- **SHORT PROBLEM**
Return the lines below exactly, starting with the line that contains "OCR this image." and stopping after the last line.

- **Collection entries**
┌────────
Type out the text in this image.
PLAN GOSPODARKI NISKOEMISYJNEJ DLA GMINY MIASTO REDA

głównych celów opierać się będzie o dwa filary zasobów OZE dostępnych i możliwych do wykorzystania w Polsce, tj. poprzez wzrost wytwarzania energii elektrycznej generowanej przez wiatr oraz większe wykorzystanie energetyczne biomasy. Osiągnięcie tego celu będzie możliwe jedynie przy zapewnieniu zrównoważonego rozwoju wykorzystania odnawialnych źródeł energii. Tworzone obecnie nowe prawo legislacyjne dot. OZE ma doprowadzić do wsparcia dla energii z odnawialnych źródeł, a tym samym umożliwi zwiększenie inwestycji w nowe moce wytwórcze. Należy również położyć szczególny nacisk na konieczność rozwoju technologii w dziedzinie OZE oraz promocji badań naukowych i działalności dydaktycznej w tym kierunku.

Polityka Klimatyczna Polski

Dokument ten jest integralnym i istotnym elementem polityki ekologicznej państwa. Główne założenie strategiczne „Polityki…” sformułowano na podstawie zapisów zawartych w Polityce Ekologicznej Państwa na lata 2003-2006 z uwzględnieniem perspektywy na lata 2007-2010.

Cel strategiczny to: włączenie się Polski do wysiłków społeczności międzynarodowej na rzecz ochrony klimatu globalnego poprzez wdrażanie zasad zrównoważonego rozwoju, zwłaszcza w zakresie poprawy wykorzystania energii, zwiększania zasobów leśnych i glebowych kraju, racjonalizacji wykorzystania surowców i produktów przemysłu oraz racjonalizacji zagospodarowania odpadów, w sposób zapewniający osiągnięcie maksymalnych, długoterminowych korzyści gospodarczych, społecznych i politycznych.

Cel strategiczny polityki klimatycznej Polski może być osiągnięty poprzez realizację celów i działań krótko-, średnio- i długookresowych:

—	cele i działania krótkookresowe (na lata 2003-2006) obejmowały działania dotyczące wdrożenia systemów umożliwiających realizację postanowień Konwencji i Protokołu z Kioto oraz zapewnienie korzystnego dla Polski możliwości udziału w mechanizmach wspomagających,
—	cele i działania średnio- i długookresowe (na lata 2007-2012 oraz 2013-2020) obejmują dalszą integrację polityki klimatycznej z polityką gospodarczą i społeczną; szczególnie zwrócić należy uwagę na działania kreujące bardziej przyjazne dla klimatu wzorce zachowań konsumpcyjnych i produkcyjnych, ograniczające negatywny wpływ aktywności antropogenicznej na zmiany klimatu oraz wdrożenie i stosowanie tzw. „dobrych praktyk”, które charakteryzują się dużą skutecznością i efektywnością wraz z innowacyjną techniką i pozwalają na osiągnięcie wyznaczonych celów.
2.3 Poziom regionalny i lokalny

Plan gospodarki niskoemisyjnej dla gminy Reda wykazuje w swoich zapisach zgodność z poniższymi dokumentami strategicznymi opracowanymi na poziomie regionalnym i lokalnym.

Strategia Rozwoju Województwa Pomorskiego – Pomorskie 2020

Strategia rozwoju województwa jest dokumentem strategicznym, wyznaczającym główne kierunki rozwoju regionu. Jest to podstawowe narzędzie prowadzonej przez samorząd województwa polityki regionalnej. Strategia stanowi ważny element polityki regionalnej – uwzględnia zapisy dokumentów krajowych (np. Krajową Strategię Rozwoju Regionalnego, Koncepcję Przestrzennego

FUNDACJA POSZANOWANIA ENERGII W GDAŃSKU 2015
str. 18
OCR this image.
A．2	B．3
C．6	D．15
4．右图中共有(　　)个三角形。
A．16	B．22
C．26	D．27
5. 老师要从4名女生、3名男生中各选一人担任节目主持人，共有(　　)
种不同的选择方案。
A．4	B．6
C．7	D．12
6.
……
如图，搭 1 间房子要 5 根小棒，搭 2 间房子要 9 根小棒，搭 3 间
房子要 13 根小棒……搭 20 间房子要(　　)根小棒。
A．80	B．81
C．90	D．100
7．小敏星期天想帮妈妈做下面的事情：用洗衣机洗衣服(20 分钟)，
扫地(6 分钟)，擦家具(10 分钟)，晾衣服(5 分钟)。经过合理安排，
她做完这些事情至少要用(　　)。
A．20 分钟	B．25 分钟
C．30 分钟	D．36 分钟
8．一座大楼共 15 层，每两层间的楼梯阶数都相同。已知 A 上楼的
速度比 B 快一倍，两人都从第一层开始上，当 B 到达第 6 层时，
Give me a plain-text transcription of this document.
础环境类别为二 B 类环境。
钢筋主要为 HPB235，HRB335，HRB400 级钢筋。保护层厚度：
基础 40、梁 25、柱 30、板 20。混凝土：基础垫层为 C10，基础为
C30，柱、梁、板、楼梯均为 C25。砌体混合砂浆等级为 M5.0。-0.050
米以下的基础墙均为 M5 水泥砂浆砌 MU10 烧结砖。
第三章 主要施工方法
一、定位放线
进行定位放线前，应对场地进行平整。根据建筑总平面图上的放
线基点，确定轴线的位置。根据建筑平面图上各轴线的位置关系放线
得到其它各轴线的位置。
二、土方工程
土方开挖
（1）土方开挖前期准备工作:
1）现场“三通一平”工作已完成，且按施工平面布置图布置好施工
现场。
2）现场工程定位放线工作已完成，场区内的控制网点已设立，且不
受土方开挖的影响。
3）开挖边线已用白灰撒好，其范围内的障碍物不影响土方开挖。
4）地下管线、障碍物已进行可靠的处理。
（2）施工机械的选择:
└────────
- **TASK OUTPUT**
OCR this image.
A．2	B．3
C．6	D．15
4．右图中共有(　　)个三角形。
A．16	B．22
C．26	D．27
5. 老师要从4名女生、3名男生中各选一人担任节目主持人，共有(　　)
种不同的选择方案。
A．4	B．6
C．7	D．12
6.
……
如图，搭 1 间房子要 5 根小棒，搭 2 间房子要 9 根小棒，搭 3 间
房子要 13 根小棒……搭 20 间房子要(　　)根小棒。
A．80	B．81
C．90	D．100
7．小敏星期天想帮妈妈做下面的事情：用洗衣机洗衣服(20 分钟)，
扫地(6 分钟)，擦家具(10 分钟)，晾衣服(5 分钟)。经过合理安排，
她做完这些事情至少要用(　　)。
A．20 分钟	B．25 分钟
C．30 分钟	D．36 分钟
8．一座大楼共 15 层，每两层间的楼梯阶数都相同。已知 A 上楼的
速度比 B 快一倍，两人都从第一层开始上，当 B 到达第 6 层时，
Give me a plain-text transcription of this document.
础环境类别为二 B 类环境。
钢筋主要为 HPB235，HRB335，HRB400 级钢筋。保护层厚度：
基础 40、梁 25、柱 30、板 20。混凝土：基础垫层为 C10，基础为
C30，柱、梁、板、楼梯均为 C25。砌体混合砂浆等级为 M5.0。-0.050
米以下的基础墙均为 M5 水泥砂浆砌 MU10 烧结砖。
第三章 主要施工方法
一、定位放线
进行定位放线前，应对场地进行平整。根据建筑总平面图上的放
线基点，确定轴线的位置。根据建筑平面图上各轴线的位置关系放线
得到其它各轴线的位置。
二、土方工程
土方开挖
（1）土方开挖前期准备工作:
1）现场“三通一平”工作已完成，且按施工平面布置图布置好施工
现场。
2）现场工程定位放线工作已完成，场区内的控制网点已设立，且不
受土方开挖的影响。
3）开挖边线已用白灰撒好，其范围内的障碍物不影响土方开挖。
4）地下管线、障碍物已进行可靠的处理。
（2）施工机械的选择:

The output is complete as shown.